TO DO
Go through the data below and copy it exactly, skipping every picture.
start RECORDED DATA
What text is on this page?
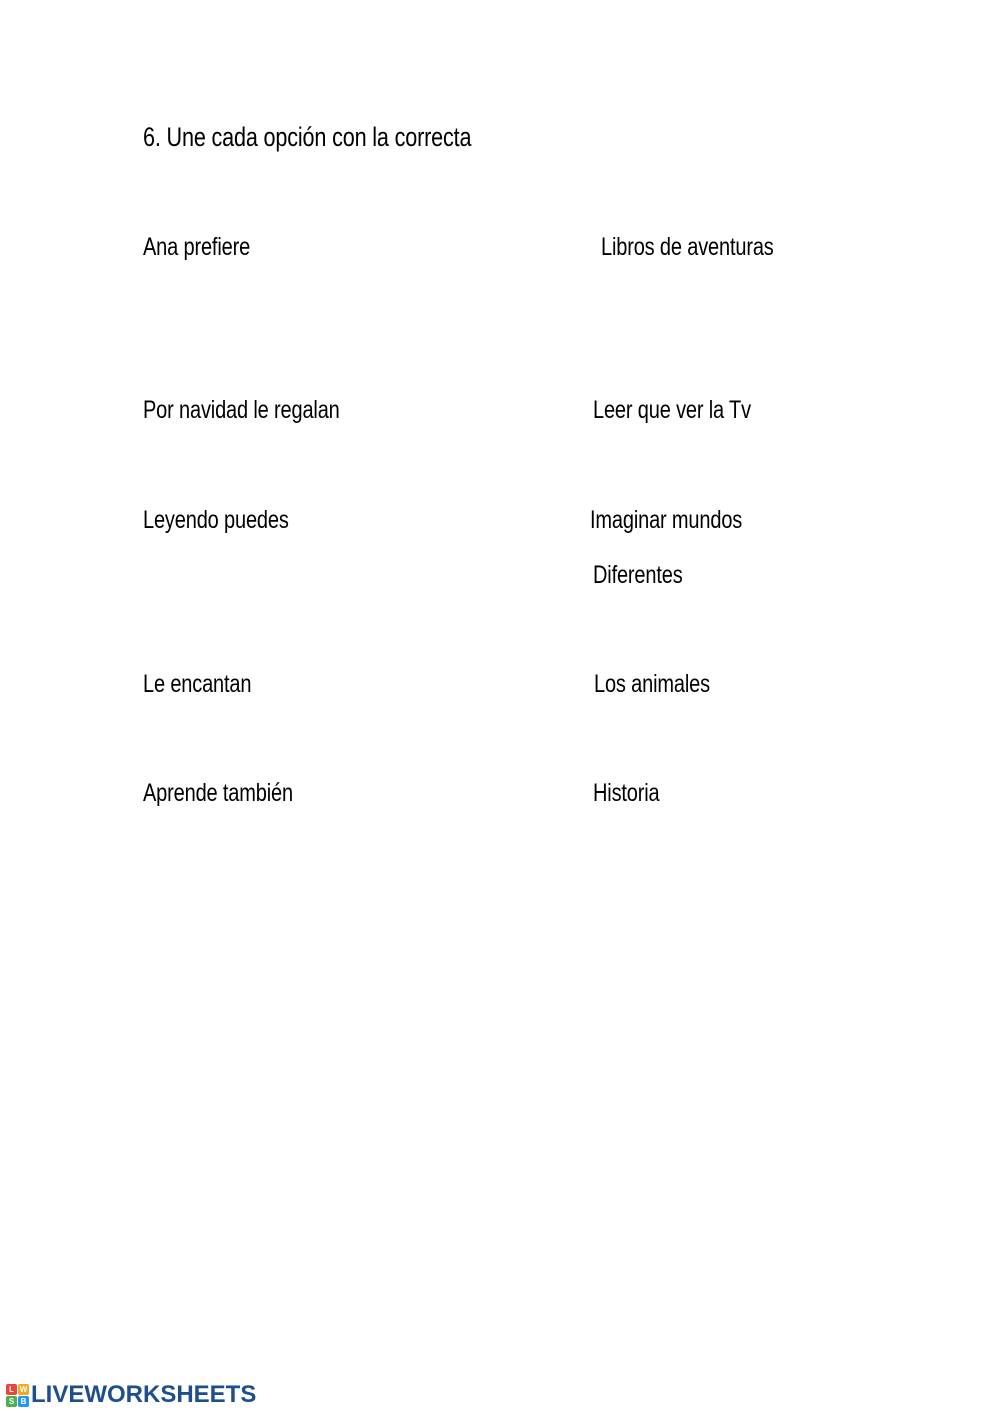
6. Une cada opción con la correcta
Ana prefiere
Por navidad le regalan
Leyendo puedes
Le encantan
Aprende también
Libros de aventuras
Leer que ver la Tv
Imaginar mundos
Diferentes
Los animales
Historia
L W
S B LIVEWORKSHEETS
end RECORDED DATA
RESULT FOR THIS EXERCISE
What text is on this page?
6. Une cada opción con la correcta
Ana prefiere
Por navidad le regalan
Leyendo puedes
Le encantan
Aprende también
Libros de aventuras
Leer que ver la Tv
Imaginar mundos
Diferentes
Los animales
Historia
L W
S B LIVEWORKSHEETS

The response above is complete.